Your task
From the data that follows, copy every line holding the string "正确的是".

Extracted entries
────────────────────

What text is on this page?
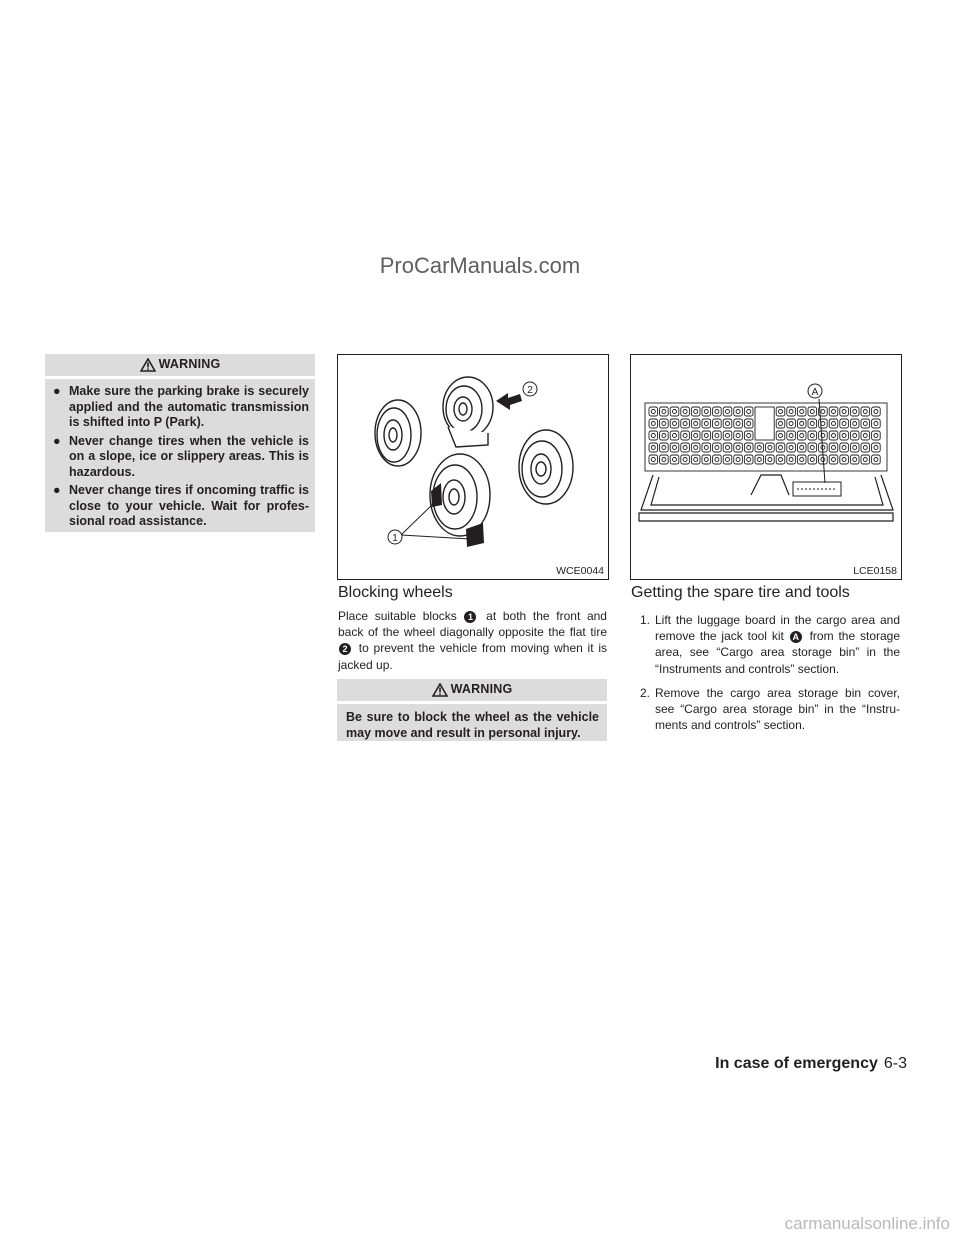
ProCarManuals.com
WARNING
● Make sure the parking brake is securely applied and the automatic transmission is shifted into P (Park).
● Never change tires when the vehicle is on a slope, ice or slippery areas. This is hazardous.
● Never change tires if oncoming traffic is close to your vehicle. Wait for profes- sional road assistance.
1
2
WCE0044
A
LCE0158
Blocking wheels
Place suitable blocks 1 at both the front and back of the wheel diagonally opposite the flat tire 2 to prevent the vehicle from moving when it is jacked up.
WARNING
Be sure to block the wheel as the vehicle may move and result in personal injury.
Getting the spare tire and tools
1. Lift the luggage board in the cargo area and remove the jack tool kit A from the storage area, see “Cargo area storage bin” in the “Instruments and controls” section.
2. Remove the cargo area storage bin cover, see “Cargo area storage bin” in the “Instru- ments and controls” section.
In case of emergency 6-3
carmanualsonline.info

────────────────────

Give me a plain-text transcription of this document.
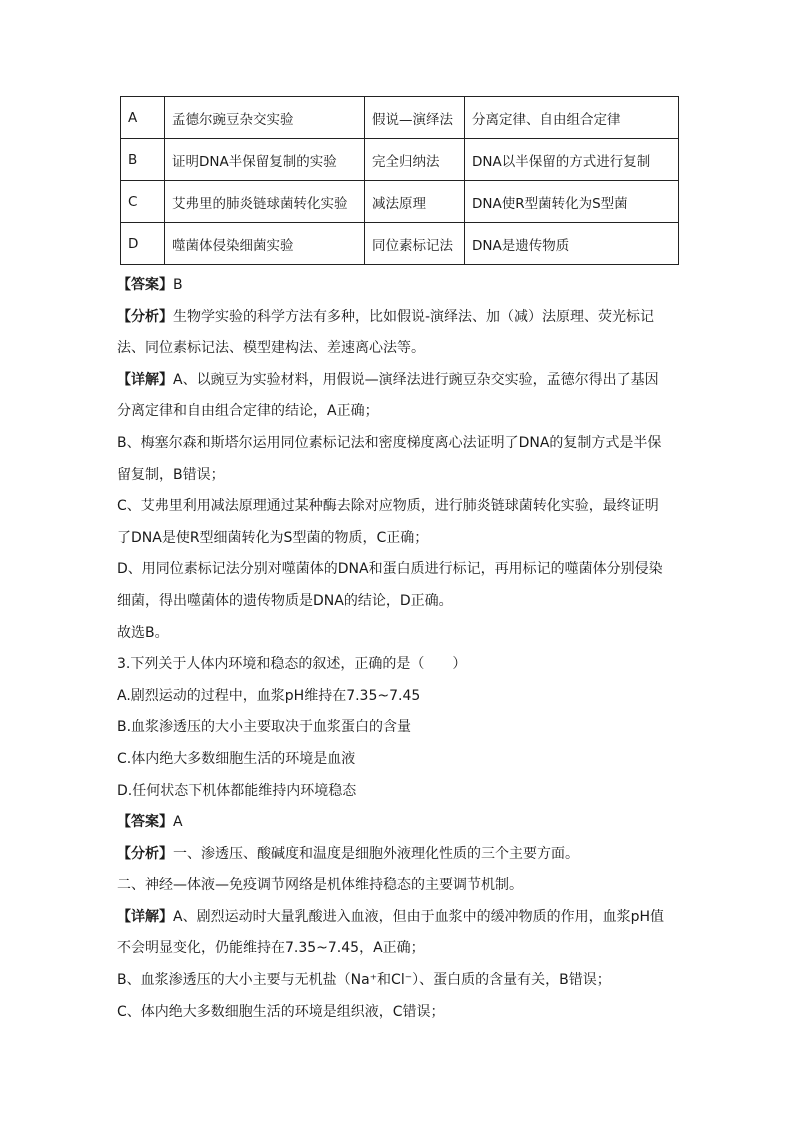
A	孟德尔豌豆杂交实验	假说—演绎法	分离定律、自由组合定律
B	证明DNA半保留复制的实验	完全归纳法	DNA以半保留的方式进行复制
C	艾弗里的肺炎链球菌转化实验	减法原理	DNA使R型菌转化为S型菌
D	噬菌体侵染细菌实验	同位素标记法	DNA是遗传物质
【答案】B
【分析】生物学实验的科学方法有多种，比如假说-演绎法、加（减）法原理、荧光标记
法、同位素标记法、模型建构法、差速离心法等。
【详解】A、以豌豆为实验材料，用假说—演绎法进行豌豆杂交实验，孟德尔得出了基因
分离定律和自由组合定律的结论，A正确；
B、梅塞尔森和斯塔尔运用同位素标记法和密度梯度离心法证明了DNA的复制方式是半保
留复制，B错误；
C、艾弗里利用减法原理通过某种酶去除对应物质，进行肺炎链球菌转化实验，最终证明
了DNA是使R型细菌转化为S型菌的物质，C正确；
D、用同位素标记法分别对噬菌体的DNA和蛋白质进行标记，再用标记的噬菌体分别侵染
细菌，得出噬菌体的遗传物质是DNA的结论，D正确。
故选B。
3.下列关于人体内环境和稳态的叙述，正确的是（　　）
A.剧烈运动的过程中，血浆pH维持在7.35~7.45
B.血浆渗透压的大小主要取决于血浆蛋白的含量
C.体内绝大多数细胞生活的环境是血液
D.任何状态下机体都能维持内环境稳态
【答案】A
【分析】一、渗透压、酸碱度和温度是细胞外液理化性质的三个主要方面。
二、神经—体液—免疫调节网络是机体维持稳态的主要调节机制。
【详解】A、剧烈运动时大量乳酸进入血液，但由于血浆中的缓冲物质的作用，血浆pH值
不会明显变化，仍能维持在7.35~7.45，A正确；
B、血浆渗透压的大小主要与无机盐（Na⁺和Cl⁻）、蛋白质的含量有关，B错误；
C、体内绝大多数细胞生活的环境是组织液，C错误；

────────────────────

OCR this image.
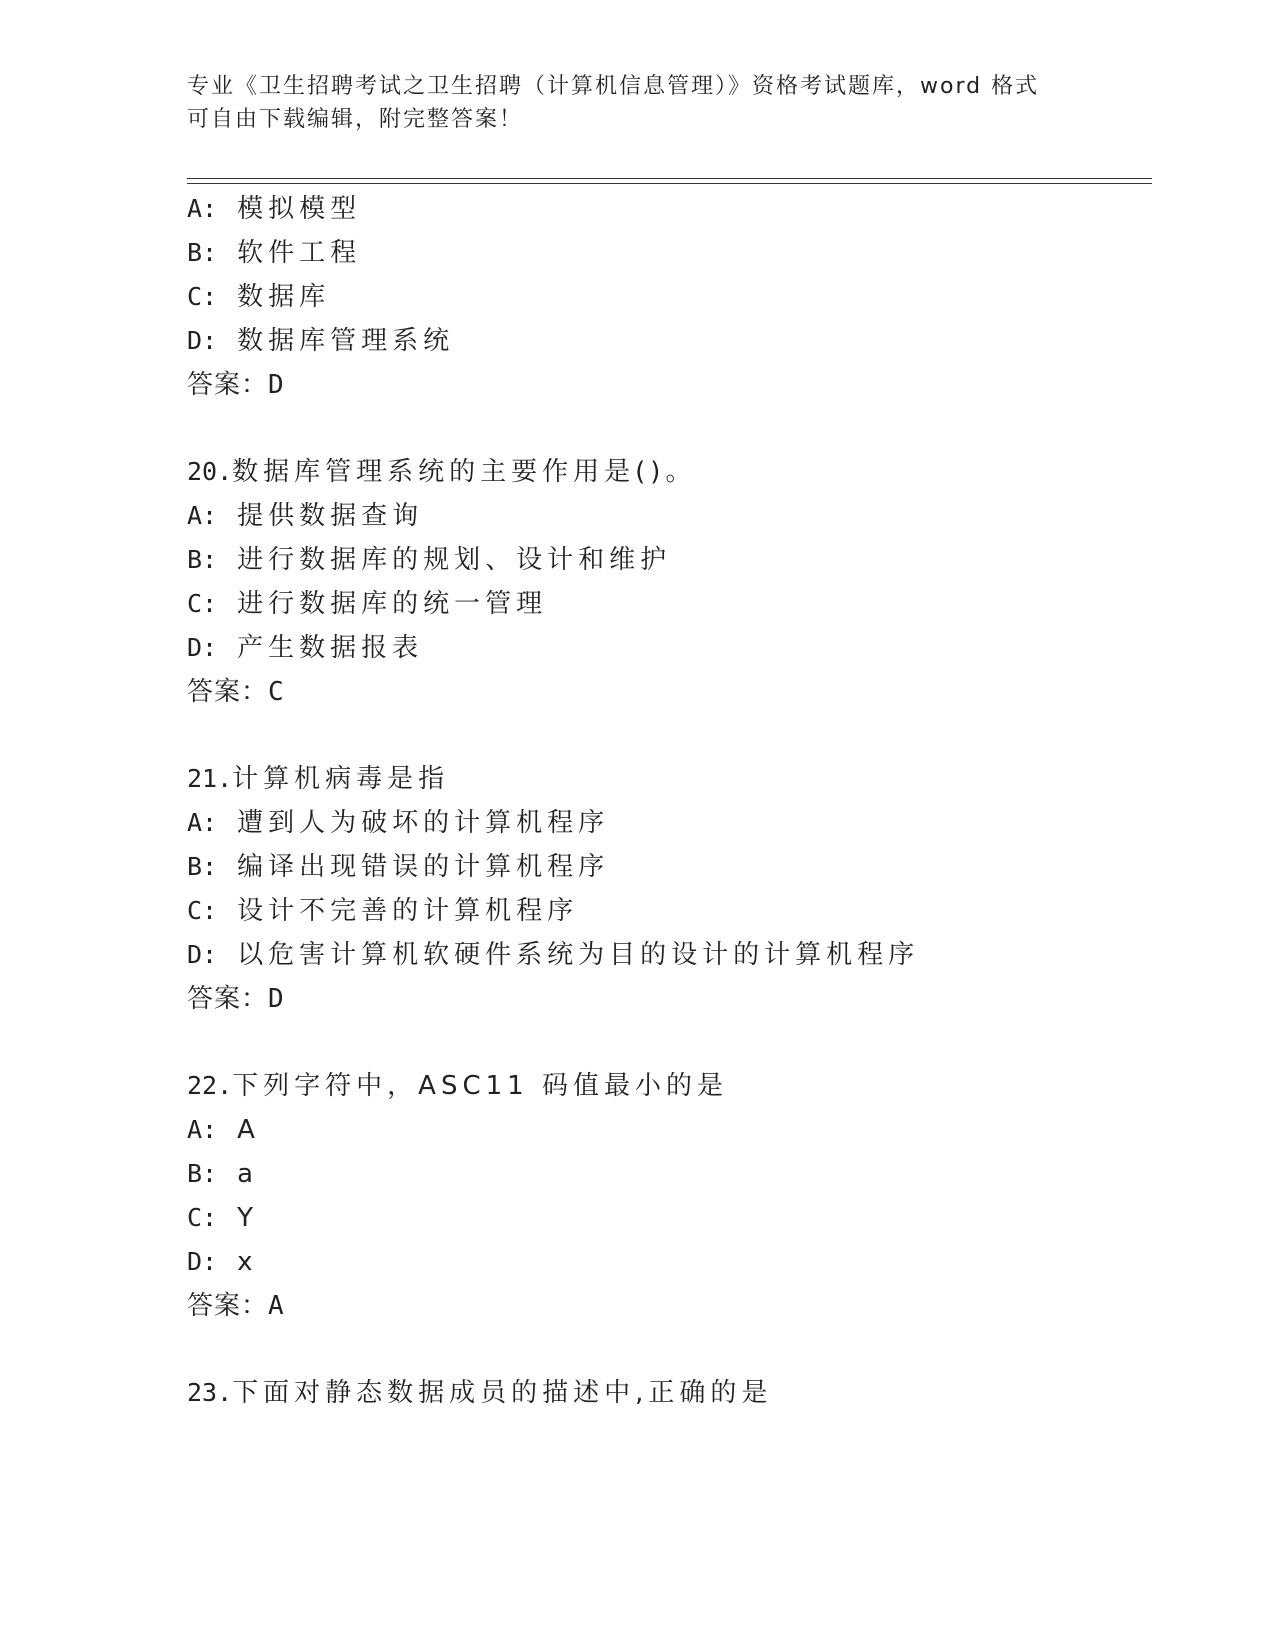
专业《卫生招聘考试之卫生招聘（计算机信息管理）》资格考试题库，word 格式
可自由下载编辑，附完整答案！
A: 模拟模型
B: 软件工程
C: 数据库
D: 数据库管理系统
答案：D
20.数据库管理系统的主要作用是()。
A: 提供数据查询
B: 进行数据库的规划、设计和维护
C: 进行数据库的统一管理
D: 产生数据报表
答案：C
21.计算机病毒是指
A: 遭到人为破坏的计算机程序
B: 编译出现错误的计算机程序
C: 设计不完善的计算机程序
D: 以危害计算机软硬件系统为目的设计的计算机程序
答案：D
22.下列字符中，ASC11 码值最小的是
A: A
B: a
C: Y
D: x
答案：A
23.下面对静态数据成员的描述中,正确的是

────────────────────

Right answer
3.下列关于人体内环境和稳态的叙述，正确的是（　　）
23.下面对静态数据成员的描述中,正确的是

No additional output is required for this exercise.